Work instructions
Copy the material that follows word for word and omit its pictures.

┌────────

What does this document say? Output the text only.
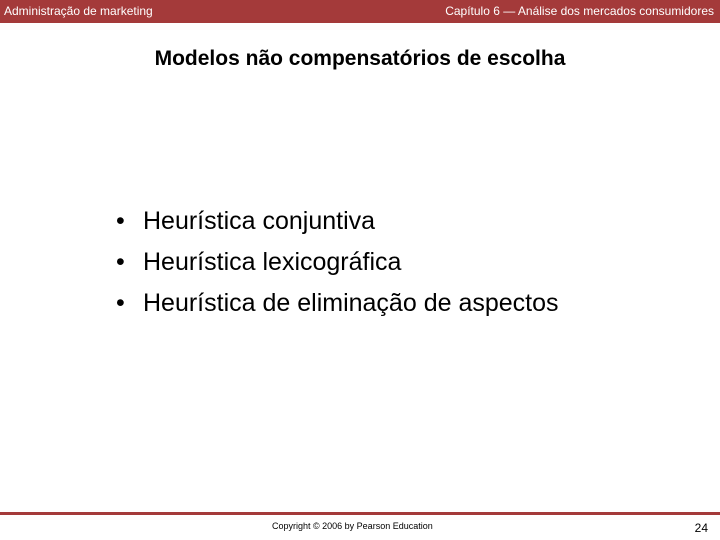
Administração de marketing	Capítulo 6 — Análise dos mercados consumidores
Modelos não compensatórios de escolha
• Heurística conjuntiva
• Heurística lexicográfica
• Heurística de eliminação de aspectos
Copyright © 2006 by Pearson Education	24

└────────

Result
What does this document say? Output the text only.
Administração de marketing	Capítulo 6 — Análise dos mercados consumidores
Modelos não compensatórios de escolha
• Heurística conjuntiva
• Heurística lexicográfica
• Heurística de eliminação de aspectos
Copyright © 2006 by Pearson Education	24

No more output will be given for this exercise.